Examine the material below and count the lines that hold the word "цілих". Report only the number.

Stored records
···
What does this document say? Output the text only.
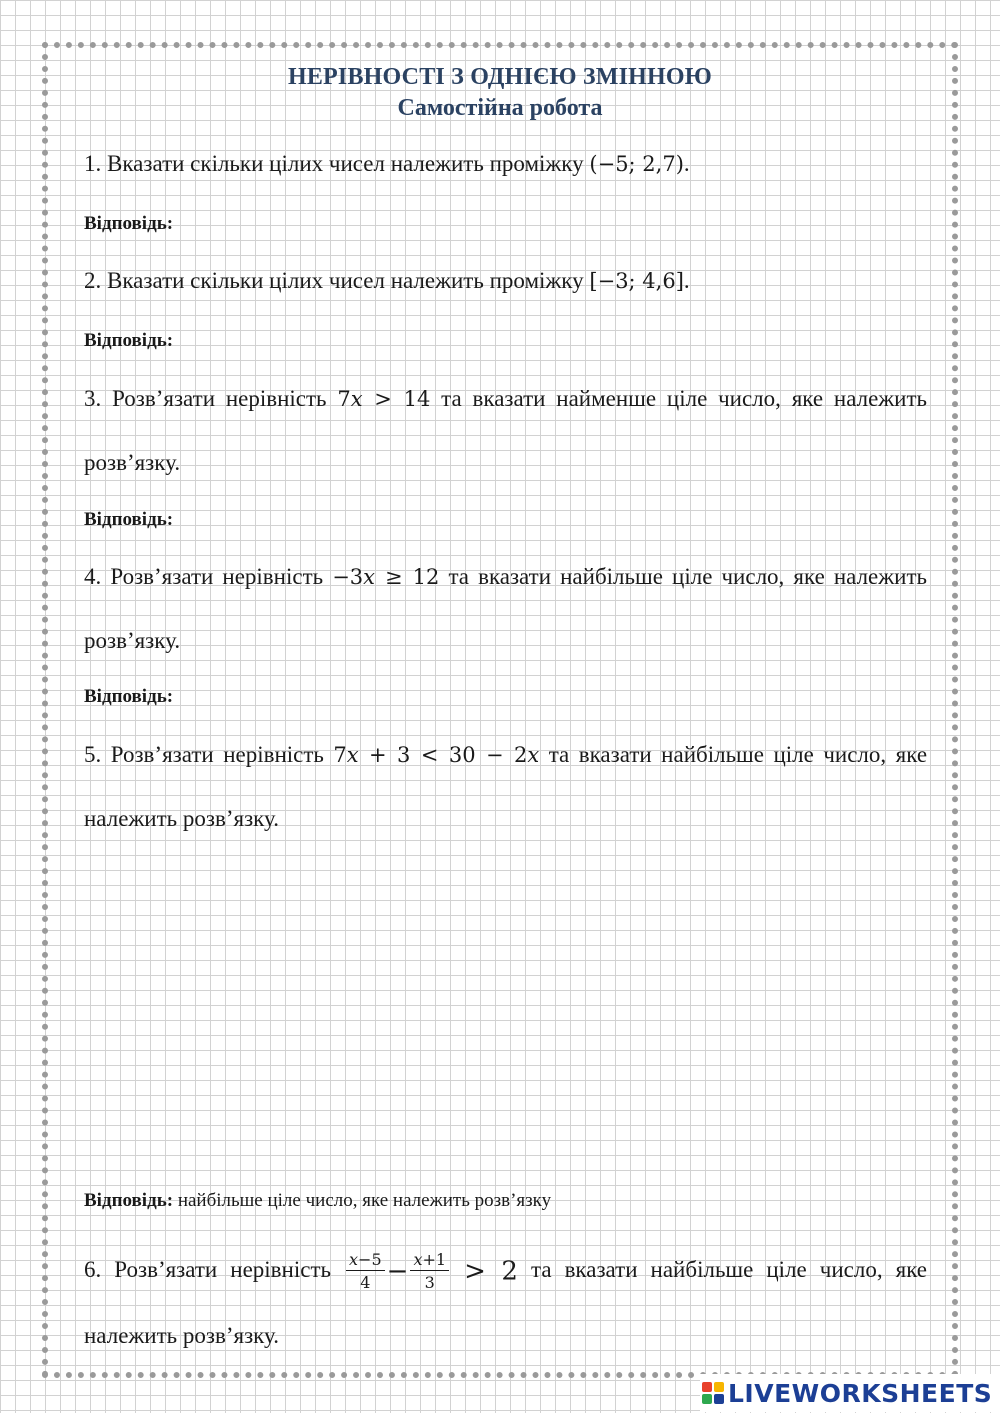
НЕРІВНОСТІ З ОДНІЄЮ ЗМІННОЮ
Самостійна робота
1. Вказати скільки цілих чисел належить проміжку (−5; 2,7).
Відповідь:
2. Вказати скільки цілих чисел належить проміжку [−3; 4,6].
Відповідь:
3. Розв’язати нерівність 7x > 14 та вказати найменше ціле число, яке належить розв’язку.
Відповідь:
4. Розв’язати нерівність −3x ≥ 12 та вказати найбільше ціле число, яке належить розв’язку.
Відповідь:
5. Розв’язати нерівність 7x + 3 < 30 − 2x та вказати найбільше ціле число, яке належить розв’язку.
Відповідь: найбільше ціле число, яке належить розв’язку
6. Розв’язати нерівність $\frac{x-5}{4} - \frac{x+1}{3} > 2$ та вказати найбільше ціле число, яке належить розв’язку.
LIVEWORKSHEETS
···
Written answer
2